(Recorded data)

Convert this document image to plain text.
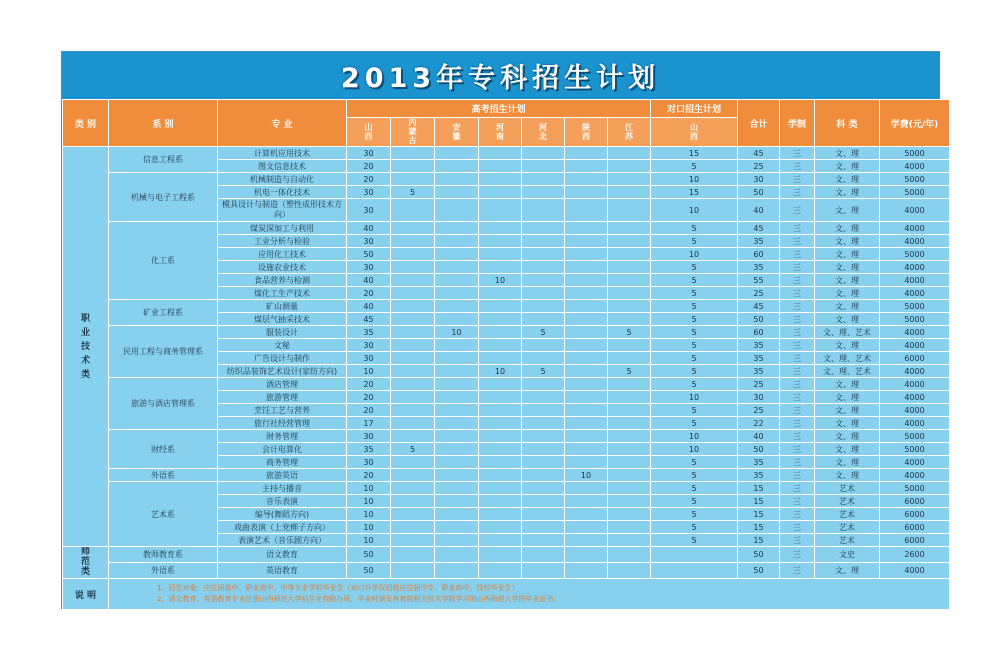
2013年专科招生计划
类 别	系 别	专 业	高考招生计划							对口招生计划	合计	学制	科 类	学费(元/年)
			山西	内蒙古	安徽	河南	河北	陕西	江苏	山西				
职业技术类	信息工程系	计算机应用技术	30							15	45	三	文、理	5000
		图文信息技术	20							5	25	三	文、理	4000
	机械与电子工程系	机械制造与自动化	20							10	30	三	文、理	5000
		机电一体化技术	30	5						15	50	三	文、理	5000

		模具设计与制造（塑性成形技术方向）	30							10	40	三	文、理	4000
	化工系	煤炭深加工与利用	40							5	45	三	文、理	4000
		工业分析与检验	30							5	35	三	文、理	4000
		应用化工技术	50							10	60	三	文、理	5000
		设施农业技术	30							5	35	三	文、理	4000
		食品营养与检测	40			10				5	55	三	文、理	4000
		煤化工生产技术	20							5	25	三	文、理	4000
	矿业工程系	矿山测量	40							5	45	三	文、理	5000
		煤层气抽采技术	45							5	50	三	文、理	5000
	民用工程与商务管理系	服装设计	35		10		5		5	5	60	三	文、理、艺术	4000
		文秘	30							5	35	三	文、理	4000
		广告设计与制作	30							5	35	三	文、理、艺术	6000
		纺织品装饰艺术设计(家纺方向)	10			10	5		5	5	35	三	文、理、艺术	4000
	旅游与酒店管理系	酒店管理	20							5	25	三	文、理	4000
		旅游管理	20							10	30	三	文、理	4000
		烹饪工艺与营养	20							5	25	三	文、理	4000
		旅行社经营管理	17							5	22	三	文、理	4000
	财经系	财务管理	30							10	40	三	文、理	5000
		会计电算化	35	5						10	50	三	文、理	5000
		商务管理	30							5	35	三	文、理	4000
	外语系	旅游英语	20					10		5	35	三	文、理	4000
	艺术系	主持与播音	10							5	15	三	艺术	5000
		音乐表演	10							5	15	三	艺术	6000
		编导(舞蹈方向)	10							5	15	三	艺术	6000
		戏曲表演（上党梆子方向）	10							5	15	三	艺术	6000
		表演艺术（音乐剧方向）	10							5	15	三	艺术	6000
师范类	教师教育系	语文教育	50								50	三	文史	2600
	外语系	英语教育	50								50	三	文、理	4000
说 明	1、招生对象：应往届高中、职业高中、中等专业学校毕业生（对口升学仅招收应往届中专、职业高中、技校毕业生）
2、语文教育、英语教育专业注册山西师范大学招生在我院办班，毕业时颁发有着院相关技术学院学习的山西师范大学的毕业证书。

◆ **TASK INSTRUCTIONS**: Write the records out again in full, exactly, and skip every picture.

◆ **SOLUTION**:
Convert this document image to plain text.
2013年专科招生计划
类 别	系 别	专 业	高考招生计划							对口招生计划	合计	学制	科 类	学费(元/年)
			山西	内蒙古	安徽	河南	河北	陕西	江苏	山西				
职业技术类	信息工程系	计算机应用技术	30							15	45	三	文、理	5000
		图文信息技术	20							5	25	三	文、理	4000
	机械与电子工程系	机械制造与自动化	20							10	30	三	文、理	5000
		机电一体化技术	30	5						15	50	三	文、理	5000

		模具设计与制造（塑性成形技术方向）	30							10	40	三	文、理	4000
	化工系	煤炭深加工与利用	40							5	45	三	文、理	4000
		工业分析与检验	30							5	35	三	文、理	4000
		应用化工技术	50							10	60	三	文、理	5000
		设施农业技术	30							5	35	三	文、理	4000
		食品营养与检测	40			10				5	55	三	文、理	4000
		煤化工生产技术	20							5	25	三	文、理	4000
	矿业工程系	矿山测量	40							5	45	三	文、理	5000
		煤层气抽采技术	45							5	50	三	文、理	5000
	民用工程与商务管理系	服装设计	35		10		5		5	5	60	三	文、理、艺术	4000
		文秘	30							5	35	三	文、理	4000
		广告设计与制作	30							5	35	三	文、理、艺术	6000
		纺织品装饰艺术设计(家纺方向)	10			10	5		5	5	35	三	文、理、艺术	4000
	旅游与酒店管理系	酒店管理	20							5	25	三	文、理	4000
		旅游管理	20							10	30	三	文、理	4000
		烹饪工艺与营养	20							5	25	三	文、理	4000
		旅行社经营管理	17							5	22	三	文、理	4000
	财经系	财务管理	30							10	40	三	文、理	5000
		会计电算化	35	5						10	50	三	文、理	5000
		商务管理	30							5	35	三	文、理	4000
	外语系	旅游英语	20					10		5	35	三	文、理	4000
	艺术系	主持与播音	10							5	15	三	艺术	5000
		音乐表演	10							5	15	三	艺术	6000
		编导(舞蹈方向)	10							5	15	三	艺术	6000
		戏曲表演（上党梆子方向）	10							5	15	三	艺术	6000
		表演艺术（音乐剧方向）	10							5	15	三	艺术	6000
师范类	教师教育系	语文教育	50								50	三	文史	2600
	外语系	英语教育	50								50	三	文、理	4000
说 明	1、招生对象：应往届高中、职业高中、中等专业学校毕业生（对口升学仅招收应往届中专、职业高中、技校毕业生）
2、语文教育、英语教育专业注册山西师范大学招生在我院办班，毕业时颁发有着院相关技术学院学习的山西师范大学的毕业证书。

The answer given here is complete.